• **REQUIREMENT**:
Write out the records again, exactly, leaving none out.
--- begin ---
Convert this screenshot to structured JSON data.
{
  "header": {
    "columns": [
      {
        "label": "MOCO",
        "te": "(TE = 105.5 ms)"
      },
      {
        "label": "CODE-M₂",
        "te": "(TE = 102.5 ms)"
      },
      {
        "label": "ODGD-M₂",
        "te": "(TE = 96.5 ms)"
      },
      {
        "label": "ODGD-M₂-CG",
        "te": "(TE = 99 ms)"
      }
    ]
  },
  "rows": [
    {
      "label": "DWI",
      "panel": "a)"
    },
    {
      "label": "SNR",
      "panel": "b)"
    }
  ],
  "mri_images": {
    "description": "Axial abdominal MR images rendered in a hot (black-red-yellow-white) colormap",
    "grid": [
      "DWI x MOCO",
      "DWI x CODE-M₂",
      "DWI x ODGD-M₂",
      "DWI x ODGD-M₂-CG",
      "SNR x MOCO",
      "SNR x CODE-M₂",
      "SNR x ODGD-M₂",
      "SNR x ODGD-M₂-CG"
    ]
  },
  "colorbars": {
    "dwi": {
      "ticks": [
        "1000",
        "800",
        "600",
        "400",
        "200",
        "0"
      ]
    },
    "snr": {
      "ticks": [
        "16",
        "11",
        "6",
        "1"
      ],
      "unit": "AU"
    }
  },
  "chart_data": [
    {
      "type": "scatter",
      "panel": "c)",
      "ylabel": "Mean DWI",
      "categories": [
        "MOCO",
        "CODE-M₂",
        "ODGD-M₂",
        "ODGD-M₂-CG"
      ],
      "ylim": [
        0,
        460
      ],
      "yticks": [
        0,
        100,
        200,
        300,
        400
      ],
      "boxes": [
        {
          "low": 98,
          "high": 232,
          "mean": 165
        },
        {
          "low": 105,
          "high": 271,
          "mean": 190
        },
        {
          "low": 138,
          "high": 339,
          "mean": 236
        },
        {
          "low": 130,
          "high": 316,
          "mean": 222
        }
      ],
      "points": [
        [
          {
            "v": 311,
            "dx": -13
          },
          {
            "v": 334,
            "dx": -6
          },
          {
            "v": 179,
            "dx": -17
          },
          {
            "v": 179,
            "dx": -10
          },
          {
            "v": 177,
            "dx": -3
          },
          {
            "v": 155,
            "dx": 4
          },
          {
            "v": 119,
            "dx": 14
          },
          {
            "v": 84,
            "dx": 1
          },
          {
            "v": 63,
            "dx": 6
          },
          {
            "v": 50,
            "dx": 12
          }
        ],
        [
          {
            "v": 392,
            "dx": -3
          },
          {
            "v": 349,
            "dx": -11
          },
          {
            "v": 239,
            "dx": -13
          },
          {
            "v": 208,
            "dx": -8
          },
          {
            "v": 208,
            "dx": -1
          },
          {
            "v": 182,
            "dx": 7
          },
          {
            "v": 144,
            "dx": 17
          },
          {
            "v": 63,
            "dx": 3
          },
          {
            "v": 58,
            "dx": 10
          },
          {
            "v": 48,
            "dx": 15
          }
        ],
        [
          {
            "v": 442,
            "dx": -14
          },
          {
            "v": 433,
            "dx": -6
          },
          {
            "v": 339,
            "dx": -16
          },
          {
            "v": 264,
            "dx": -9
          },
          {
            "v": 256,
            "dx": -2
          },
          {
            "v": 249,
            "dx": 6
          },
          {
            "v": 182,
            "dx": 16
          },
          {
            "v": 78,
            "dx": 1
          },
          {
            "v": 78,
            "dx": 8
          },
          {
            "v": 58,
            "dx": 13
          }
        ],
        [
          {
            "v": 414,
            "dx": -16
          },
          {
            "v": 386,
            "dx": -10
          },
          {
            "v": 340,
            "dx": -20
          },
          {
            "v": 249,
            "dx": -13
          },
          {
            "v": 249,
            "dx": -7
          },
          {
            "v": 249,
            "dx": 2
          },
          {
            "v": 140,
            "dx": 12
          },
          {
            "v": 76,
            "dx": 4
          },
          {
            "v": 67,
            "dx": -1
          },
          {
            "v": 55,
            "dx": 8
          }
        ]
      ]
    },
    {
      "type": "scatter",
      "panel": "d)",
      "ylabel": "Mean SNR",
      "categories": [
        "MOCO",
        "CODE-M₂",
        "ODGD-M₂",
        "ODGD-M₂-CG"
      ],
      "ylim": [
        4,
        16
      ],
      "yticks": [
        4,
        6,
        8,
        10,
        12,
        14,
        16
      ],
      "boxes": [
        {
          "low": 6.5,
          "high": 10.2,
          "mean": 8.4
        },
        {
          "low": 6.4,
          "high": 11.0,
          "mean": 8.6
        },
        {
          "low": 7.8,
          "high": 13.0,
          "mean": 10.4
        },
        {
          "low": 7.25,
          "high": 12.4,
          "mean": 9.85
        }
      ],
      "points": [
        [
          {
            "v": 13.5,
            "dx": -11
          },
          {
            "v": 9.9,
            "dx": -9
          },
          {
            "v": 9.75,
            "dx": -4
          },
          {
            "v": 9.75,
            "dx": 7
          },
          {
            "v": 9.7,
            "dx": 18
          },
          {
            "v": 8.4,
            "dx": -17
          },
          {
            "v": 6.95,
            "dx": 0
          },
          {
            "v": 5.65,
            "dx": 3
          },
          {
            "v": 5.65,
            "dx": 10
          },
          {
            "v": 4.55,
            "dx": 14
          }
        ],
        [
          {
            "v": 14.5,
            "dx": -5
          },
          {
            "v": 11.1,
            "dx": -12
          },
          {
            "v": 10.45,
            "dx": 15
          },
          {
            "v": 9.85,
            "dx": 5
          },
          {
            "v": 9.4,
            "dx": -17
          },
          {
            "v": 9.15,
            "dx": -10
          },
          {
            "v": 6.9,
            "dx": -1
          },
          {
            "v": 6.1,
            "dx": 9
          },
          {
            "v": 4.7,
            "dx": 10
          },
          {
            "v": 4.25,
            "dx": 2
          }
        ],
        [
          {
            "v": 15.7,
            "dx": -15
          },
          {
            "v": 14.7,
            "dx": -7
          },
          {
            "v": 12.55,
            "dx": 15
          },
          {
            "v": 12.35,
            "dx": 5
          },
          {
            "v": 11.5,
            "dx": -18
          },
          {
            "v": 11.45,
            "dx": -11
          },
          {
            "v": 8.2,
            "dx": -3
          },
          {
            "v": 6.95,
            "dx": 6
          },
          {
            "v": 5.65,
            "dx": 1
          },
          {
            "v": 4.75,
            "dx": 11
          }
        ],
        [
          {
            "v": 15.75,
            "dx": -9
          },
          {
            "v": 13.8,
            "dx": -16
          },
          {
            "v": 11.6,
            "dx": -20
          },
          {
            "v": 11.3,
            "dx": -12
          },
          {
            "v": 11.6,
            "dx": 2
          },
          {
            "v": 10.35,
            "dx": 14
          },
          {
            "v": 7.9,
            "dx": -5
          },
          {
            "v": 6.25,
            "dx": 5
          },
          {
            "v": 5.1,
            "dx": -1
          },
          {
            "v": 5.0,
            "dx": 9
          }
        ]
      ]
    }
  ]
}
--- end ---
• **TASK ANSWER**:
Convert this screenshot to structured JSON data.
{
  "header": {
    "columns": [
      {
        "label": "MOCO",
        "te": "(TE = 105.5 ms)"
      },
      {
        "label": "CODE-M₂",
        "te": "(TE = 102.5 ms)"
      },
      {
        "label": "ODGD-M₂",
        "te": "(TE = 96.5 ms)"
      },
      {
        "label": "ODGD-M₂-CG",
        "te": "(TE = 99 ms)"
      }
    ]
  },
  "rows": [
    {
      "label": "DWI",
      "panel": "a)"
    },
    {
      "label": "SNR",
      "panel": "b)"
    }
  ],
  "mri_images": {
    "description": "Axial abdominal MR images rendered in a hot (black-red-yellow-white) colormap",
    "grid": [
      "DWI x MOCO",
      "DWI x CODE-M₂",
      "DWI x ODGD-M₂",
      "DWI x ODGD-M₂-CG",
      "SNR x MOCO",
      "SNR x CODE-M₂",
      "SNR x ODGD-M₂",
      "SNR x ODGD-M₂-CG"
    ]
  },
  "colorbars": {
    "dwi": {
      "ticks": [
        "1000",
        "800",
        "600",
        "400",
        "200",
        "0"
      ]
    },
    "snr": {
      "ticks": [
        "16",
        "11",
        "6",
        "1"
      ],
      "unit": "AU"
    }
  },
  "chart_data": [
    {
      "type": "scatter",
      "panel": "c)",
      "ylabel": "Mean DWI",
      "categories": [
        "MOCO",
        "CODE-M₂",
        "ODGD-M₂",
        "ODGD-M₂-CG"
      ],
      "ylim": [
        0,
        460
      ],
      "yticks": [
        0,
        100,
        200,
        300,
        400
      ],
      "boxes": [
        {
          "low": 98,
          "high": 232,
          "mean": 165
        },
        {
          "low": 105,
          "high": 271,
          "mean": 190
        },
        {
          "low": 138,
          "high": 339,
          "mean": 236
        },
        {
          "low": 130,
          "high": 316,
          "mean": 222
        }
      ],
      "points": [
        [
          {
            "v": 311,
            "dx": -13
          },
          {
            "v": 334,
            "dx": -6
          },
          {
            "v": 179,
            "dx": -17
          },
          {
            "v": 179,
            "dx": -10
          },
          {
            "v": 177,
            "dx": -3
          },
          {
            "v": 155,
            "dx": 4
          },
          {
            "v": 119,
            "dx": 14
          },
          {
            "v": 84,
            "dx": 1
          },
          {
            "v": 63,
            "dx": 6
          },
          {
            "v": 50,
            "dx": 12
          }
        ],
        [
          {
            "v": 392,
            "dx": -3
          },
          {
            "v": 349,
            "dx": -11
          },
          {
            "v": 239,
            "dx": -13
          },
          {
            "v": 208,
            "dx": -8
          },
          {
            "v": 208,
            "dx": -1
          },
          {
            "v": 182,
            "dx": 7
          },
          {
            "v": 144,
            "dx": 17
          },
          {
            "v": 63,
            "dx": 3
          },
          {
            "v": 58,
            "dx": 10
          },
          {
            "v": 48,
            "dx": 15
          }
        ],
        [
          {
            "v": 442,
            "dx": -14
          },
          {
            "v": 433,
            "dx": -6
          },
          {
            "v": 339,
            "dx": -16
          },
          {
            "v": 264,
            "dx": -9
          },
          {
            "v": 256,
            "dx": -2
          },
          {
            "v": 249,
            "dx": 6
          },
          {
            "v": 182,
            "dx": 16
          },
          {
            "v": 78,
            "dx": 1
          },
          {
            "v": 78,
            "dx": 8
          },
          {
            "v": 58,
            "dx": 13
          }
        ],
        [
          {
            "v": 414,
            "dx": -16
          },
          {
            "v": 386,
            "dx": -10
          },
          {
            "v": 340,
            "dx": -20
          },
          {
            "v": 249,
            "dx": -13
          },
          {
            "v": 249,
            "dx": -7
          },
          {
            "v": 249,
            "dx": 2
          },
          {
            "v": 140,
            "dx": 12
          },
          {
            "v": 76,
            "dx": 4
          },
          {
            "v": 67,
            "dx": -1
          },
          {
            "v": 55,
            "dx": 8
          }
        ]
      ]
    },
    {
      "type": "scatter",
      "panel": "d)",
      "ylabel": "Mean SNR",
      "categories": [
        "MOCO",
        "CODE-M₂",
        "ODGD-M₂",
        "ODGD-M₂-CG"
      ],
      "ylim": [
        4,
        16
      ],
      "yticks": [
        4,
        6,
        8,
        10,
        12,
        14,
        16
      ],
      "boxes": [
        {
          "low": 6.5,
          "high": 10.2,
          "mean": 8.4
        },
        {
          "low": 6.4,
          "high": 11.0,
          "mean": 8.6
        },
        {
          "low": 7.8,
          "high": 13.0,
          "mean": 10.4
        },
        {
          "low": 7.25,
          "high": 12.4,
          "mean": 9.85
        }
      ],
      "points": [
        [
          {
            "v": 13.5,
            "dx": -11
          },
          {
            "v": 9.9,
            "dx": -9
          },
          {
            "v": 9.75,
            "dx": -4
          },
          {
            "v": 9.75,
            "dx": 7
          },
          {
            "v": 9.7,
            "dx": 18
          },
          {
            "v": 8.4,
            "dx": -17
          },
          {
            "v": 6.95,
            "dx": 0
          },
          {
            "v": 5.65,
            "dx": 3
          },
          {
            "v": 5.65,
            "dx": 10
          },
          {
            "v": 4.55,
            "dx": 14
          }
        ],
        [
          {
            "v": 14.5,
            "dx": -5
          },
          {
            "v": 11.1,
            "dx": -12
          },
          {
            "v": 10.45,
            "dx": 15
          },
          {
            "v": 9.85,
            "dx": 5
          },
          {
            "v": 9.4,
            "dx": -17
          },
          {
            "v": 9.15,
            "dx": -10
          },
          {
            "v": 6.9,
            "dx": -1
          },
          {
            "v": 6.1,
            "dx": 9
          },
          {
            "v": 4.7,
            "dx": 10
          },
          {
            "v": 4.25,
            "dx": 2
          }
        ],
        [
          {
            "v": 15.7,
            "dx": -15
          },
          {
            "v": 14.7,
            "dx": -7
          },
          {
            "v": 12.55,
            "dx": 15
          },
          {
            "v": 12.35,
            "dx": 5
          },
          {
            "v": 11.5,
            "dx": -18
          },
          {
            "v": 11.45,
            "dx": -11
          },
          {
            "v": 8.2,
            "dx": -3
          },
          {
            "v": 6.95,
            "dx": 6
          },
          {
            "v": 5.65,
            "dx": 1
          },
          {
            "v": 4.75,
            "dx": 11
          }
        ],
        [
          {
            "v": 15.75,
            "dx": -9
          },
          {
            "v": 13.8,
            "dx": -16
          },
          {
            "v": 11.6,
            "dx": -20
          },
          {
            "v": 11.3,
            "dx": -12
          },
          {
            "v": 11.6,
            "dx": 2
          },
          {
            "v": 10.35,
            "dx": 14
          },
          {
            "v": 7.9,
            "dx": -5
          },
          {
            "v": 6.25,
            "dx": 5
          },
          {
            "v": 5.1,
            "dx": -1
          },
          {
            "v": 5.0,
            "dx": 9
          }
        ]
      ]
    }
  ]
}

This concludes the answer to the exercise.